> [EXERCISE DIRECTIONS]: Using the records provided below, locate and copy each line that contains the word "JSON".
◆ ◆ ◆ ◆ ◆ ◆ ◆
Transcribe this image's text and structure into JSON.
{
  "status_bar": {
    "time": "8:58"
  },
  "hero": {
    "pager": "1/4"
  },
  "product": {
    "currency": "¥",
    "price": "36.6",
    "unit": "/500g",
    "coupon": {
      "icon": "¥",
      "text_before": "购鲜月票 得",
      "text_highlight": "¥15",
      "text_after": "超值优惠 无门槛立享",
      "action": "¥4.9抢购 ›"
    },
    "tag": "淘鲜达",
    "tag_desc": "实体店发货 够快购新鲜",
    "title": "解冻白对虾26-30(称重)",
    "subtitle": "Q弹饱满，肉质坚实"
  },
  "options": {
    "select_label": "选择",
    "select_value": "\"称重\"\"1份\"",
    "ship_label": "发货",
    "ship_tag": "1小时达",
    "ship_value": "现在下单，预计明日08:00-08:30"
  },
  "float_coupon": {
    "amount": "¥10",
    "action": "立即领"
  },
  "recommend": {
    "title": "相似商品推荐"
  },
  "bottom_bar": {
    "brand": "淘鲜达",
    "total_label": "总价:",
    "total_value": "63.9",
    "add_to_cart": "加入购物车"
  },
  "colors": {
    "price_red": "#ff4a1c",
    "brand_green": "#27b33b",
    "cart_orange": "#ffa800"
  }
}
◆ ◆ ◆ ◆ ◆ ◆ ◆
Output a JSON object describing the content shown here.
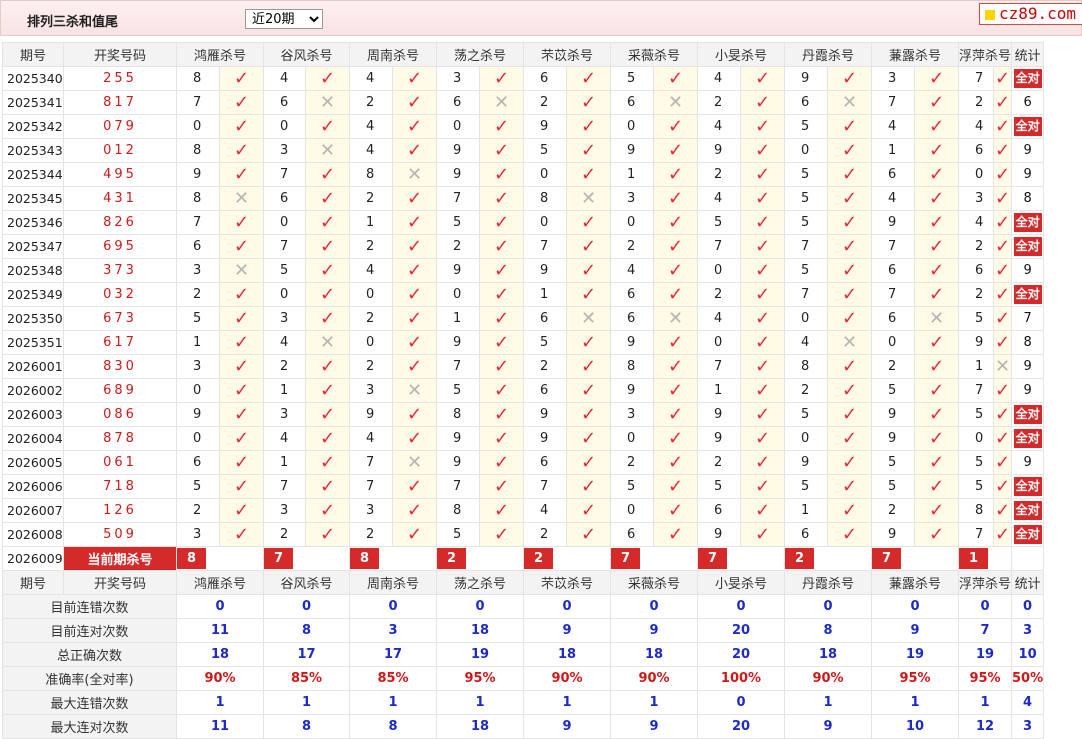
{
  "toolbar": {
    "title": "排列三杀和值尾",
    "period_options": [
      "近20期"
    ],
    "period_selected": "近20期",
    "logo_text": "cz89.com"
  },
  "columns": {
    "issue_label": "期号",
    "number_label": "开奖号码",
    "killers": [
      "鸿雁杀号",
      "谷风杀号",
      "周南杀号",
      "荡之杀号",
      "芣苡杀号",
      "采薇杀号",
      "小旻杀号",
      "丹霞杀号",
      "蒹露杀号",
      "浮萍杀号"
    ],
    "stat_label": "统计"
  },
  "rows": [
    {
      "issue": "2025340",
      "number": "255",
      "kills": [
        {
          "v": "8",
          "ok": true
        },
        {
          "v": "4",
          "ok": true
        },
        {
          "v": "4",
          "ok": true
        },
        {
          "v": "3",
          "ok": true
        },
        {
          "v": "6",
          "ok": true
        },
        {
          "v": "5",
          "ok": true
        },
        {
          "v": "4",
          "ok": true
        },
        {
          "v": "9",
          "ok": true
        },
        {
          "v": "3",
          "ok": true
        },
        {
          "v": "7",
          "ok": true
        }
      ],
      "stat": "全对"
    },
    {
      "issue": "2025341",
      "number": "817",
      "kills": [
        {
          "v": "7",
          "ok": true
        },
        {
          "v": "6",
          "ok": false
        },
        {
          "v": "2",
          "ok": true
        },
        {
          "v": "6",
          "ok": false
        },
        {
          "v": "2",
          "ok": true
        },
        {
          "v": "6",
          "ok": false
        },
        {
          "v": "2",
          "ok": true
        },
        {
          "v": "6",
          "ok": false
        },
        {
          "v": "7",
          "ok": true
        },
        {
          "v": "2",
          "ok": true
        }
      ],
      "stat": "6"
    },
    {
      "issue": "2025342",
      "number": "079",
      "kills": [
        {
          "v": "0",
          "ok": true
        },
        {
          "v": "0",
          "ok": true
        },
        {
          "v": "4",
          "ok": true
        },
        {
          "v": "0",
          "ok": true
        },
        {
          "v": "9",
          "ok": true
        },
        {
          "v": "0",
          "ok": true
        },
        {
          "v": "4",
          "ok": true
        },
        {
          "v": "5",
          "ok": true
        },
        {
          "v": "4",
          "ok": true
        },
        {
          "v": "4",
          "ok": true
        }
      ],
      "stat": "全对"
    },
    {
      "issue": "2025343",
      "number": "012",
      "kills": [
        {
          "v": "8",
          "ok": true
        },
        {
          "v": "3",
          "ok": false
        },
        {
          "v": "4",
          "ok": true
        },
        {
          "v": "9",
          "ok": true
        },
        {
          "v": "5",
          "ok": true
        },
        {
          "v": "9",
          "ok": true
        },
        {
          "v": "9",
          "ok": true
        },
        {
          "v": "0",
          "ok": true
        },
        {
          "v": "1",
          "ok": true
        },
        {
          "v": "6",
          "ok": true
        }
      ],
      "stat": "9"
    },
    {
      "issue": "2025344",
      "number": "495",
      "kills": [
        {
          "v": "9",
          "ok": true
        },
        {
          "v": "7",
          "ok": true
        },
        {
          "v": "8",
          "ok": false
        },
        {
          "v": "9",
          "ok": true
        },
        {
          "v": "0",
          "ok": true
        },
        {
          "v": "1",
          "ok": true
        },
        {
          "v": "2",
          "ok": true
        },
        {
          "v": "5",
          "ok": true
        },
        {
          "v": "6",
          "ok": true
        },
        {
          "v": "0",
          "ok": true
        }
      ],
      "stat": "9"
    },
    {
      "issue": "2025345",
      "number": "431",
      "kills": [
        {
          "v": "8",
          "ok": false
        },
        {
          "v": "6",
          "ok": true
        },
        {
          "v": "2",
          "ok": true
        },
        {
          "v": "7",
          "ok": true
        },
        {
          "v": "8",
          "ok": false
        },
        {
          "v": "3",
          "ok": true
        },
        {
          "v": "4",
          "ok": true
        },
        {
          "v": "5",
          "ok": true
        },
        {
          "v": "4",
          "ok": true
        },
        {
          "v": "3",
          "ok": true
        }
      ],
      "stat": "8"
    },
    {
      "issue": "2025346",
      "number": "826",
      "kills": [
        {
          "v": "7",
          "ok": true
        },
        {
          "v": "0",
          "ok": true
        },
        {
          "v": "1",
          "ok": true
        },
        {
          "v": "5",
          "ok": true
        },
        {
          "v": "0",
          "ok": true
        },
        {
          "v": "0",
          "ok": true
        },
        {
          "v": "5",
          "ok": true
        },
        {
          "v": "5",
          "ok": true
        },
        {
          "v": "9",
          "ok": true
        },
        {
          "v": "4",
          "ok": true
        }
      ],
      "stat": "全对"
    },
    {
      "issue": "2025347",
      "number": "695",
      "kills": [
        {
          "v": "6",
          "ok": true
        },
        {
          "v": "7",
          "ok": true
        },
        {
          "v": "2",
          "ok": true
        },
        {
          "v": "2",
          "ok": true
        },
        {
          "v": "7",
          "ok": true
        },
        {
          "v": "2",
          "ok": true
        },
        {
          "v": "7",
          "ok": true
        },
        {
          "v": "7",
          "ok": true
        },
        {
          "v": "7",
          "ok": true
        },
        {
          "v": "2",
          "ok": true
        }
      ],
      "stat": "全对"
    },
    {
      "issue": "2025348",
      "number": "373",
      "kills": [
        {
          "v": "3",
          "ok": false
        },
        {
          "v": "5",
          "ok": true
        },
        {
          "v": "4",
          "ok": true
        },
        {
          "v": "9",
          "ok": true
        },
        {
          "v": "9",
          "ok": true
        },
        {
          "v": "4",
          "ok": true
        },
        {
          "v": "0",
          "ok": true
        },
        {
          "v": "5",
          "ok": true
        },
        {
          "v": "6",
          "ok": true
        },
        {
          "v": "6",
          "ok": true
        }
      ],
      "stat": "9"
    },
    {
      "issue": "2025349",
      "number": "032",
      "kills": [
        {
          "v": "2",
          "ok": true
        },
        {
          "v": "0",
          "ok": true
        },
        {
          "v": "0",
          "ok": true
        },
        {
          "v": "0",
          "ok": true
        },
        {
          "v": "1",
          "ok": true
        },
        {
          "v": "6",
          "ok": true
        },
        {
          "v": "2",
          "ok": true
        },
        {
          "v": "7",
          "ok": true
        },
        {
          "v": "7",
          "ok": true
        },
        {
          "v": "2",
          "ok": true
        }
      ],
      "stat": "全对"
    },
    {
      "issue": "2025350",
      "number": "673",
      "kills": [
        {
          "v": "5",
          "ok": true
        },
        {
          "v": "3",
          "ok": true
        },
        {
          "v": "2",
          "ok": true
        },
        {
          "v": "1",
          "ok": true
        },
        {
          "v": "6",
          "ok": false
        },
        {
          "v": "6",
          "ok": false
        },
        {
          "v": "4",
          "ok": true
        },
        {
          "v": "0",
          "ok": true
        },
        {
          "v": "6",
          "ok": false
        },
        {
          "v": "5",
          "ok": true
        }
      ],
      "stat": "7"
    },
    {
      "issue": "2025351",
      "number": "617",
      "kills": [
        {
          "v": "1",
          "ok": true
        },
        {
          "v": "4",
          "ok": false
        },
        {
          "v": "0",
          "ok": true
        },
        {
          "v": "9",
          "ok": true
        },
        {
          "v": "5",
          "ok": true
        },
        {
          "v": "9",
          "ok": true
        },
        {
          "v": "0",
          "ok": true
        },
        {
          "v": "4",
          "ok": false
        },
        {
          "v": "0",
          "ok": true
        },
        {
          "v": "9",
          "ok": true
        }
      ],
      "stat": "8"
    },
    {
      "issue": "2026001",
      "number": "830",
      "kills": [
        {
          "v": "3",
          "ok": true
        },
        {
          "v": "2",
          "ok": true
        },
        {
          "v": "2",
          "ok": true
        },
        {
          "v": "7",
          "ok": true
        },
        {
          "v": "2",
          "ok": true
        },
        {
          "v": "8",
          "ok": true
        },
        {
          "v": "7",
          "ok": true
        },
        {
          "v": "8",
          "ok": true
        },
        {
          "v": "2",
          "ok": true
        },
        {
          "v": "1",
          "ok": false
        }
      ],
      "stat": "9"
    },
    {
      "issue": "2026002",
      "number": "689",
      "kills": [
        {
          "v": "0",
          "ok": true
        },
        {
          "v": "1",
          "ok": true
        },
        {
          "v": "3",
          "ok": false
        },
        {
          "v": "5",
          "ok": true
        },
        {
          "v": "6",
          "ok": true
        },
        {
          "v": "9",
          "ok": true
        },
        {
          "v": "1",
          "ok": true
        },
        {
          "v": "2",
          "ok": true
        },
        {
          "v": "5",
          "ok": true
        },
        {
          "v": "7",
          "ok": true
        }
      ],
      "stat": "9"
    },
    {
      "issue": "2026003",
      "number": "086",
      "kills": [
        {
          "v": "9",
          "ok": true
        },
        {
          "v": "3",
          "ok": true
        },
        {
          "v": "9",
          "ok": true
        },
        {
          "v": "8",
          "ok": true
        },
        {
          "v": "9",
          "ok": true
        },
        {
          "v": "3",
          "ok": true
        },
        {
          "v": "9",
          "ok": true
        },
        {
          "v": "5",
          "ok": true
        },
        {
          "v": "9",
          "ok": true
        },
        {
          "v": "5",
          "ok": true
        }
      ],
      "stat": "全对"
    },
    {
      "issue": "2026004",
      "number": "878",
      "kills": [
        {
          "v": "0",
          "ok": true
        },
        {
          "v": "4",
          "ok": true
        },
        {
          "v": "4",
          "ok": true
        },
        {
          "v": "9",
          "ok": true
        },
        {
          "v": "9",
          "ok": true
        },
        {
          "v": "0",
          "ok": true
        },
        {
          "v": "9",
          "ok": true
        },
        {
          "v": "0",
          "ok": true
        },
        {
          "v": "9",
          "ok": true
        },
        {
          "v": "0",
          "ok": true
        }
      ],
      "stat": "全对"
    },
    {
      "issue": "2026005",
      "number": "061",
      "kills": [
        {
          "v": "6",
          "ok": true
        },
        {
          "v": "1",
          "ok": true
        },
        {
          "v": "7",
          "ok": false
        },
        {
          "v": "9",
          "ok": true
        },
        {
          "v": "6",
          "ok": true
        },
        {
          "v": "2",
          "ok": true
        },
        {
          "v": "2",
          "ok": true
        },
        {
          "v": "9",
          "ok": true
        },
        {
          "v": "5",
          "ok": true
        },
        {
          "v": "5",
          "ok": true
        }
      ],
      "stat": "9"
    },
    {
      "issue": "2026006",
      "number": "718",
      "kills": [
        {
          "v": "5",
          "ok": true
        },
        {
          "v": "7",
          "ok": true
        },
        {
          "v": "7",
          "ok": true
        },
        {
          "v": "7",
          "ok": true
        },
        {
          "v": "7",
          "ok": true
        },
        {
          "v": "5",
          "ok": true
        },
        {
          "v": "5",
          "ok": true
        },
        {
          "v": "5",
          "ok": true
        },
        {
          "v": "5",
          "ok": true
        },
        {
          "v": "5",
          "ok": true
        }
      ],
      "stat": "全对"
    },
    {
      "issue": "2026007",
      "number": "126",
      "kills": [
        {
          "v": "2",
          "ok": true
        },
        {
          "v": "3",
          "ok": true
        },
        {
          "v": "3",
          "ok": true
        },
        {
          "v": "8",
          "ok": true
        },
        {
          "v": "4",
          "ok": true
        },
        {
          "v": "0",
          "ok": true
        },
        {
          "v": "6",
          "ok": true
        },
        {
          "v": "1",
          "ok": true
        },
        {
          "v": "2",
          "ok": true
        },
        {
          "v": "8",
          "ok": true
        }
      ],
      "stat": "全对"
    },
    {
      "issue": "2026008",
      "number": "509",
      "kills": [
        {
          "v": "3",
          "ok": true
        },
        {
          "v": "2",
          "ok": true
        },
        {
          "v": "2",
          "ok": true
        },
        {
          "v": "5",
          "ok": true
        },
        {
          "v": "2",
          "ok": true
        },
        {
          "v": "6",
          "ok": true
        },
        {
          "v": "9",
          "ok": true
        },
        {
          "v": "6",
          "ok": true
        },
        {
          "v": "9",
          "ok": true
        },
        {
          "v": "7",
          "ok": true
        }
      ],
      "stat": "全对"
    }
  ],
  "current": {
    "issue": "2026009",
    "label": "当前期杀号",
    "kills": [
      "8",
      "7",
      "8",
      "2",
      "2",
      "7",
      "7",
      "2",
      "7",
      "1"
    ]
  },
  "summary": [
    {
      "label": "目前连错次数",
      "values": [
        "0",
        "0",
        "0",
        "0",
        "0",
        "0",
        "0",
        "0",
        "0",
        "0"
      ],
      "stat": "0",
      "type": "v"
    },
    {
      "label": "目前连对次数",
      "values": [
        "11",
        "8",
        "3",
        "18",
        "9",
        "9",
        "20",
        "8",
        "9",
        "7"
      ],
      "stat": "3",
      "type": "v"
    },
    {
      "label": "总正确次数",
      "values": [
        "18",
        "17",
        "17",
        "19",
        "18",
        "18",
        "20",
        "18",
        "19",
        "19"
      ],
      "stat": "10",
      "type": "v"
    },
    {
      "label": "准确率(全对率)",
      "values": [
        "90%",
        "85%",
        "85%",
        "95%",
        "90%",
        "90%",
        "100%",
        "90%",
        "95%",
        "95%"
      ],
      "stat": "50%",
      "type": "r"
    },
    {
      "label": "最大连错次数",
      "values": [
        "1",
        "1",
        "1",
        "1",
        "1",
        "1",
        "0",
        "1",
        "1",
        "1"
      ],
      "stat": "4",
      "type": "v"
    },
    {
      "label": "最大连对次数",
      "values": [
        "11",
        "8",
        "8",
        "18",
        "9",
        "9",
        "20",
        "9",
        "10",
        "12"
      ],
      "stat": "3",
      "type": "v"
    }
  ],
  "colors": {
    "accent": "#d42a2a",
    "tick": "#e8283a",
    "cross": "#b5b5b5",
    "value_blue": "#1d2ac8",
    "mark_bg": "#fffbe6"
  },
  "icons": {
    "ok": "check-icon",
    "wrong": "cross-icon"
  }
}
◆ ◆ ◆ ◆ ◆ ◆ ◆
> [COMPLETED EXERCISE]:
Transcribe this image's text and structure into JSON.
Output a JSON object describing the content shown here.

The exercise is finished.